TASK REQUIREMENTS: Copy out the records in full, word for word, without pictures.

# DATA ENTRIES start

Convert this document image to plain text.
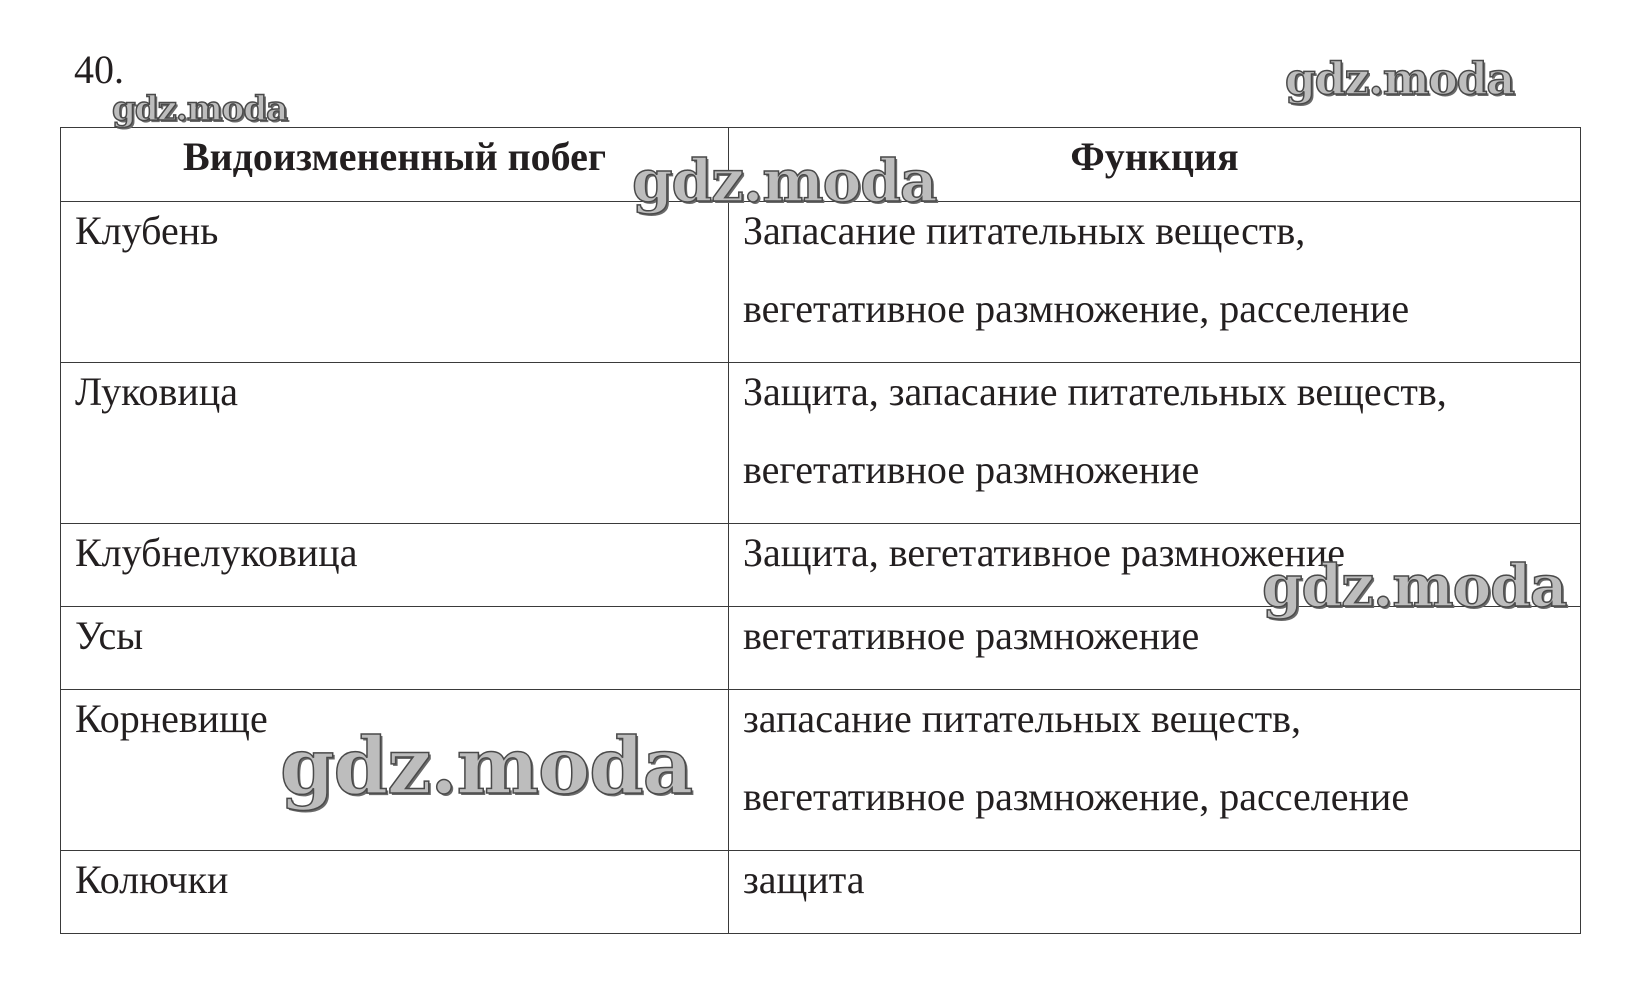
40.
Видоизмененный побег	Функция

Клубень	Запасание питательных веществ,
вегетативное размножение, расселение

Луковица	Защита, запасание питательных веществ,
вегетативное размножение

Клубнелуковица	Защита, вегетативное размножение

Усы	вегетативное размножение

Корневище	запасание питательных веществ,
вегетативное размножение, расселение

Колючки	защита
gdz.moda
gdz.moda
gdz.moda
gdz.moda
gdz.moda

# DATA ENTRIES end

TASK SOLUTION:
Convert this document image to plain text.
40.
Видоизмененный побег	Функция

Клубень	Запасание питательных веществ,
вегетативное размножение, расселение

Луковица	Защита, запасание питательных веществ,
вегетативное размножение

Клубнелуковица	Защита, вегетативное размножение

Усы	вегетативное размножение

Корневище	запасание питательных веществ,
вегетативное размножение, расселение

Колючки	защита
gdz.moda
gdz.moda
gdz.moda
gdz.moda
gdz.moda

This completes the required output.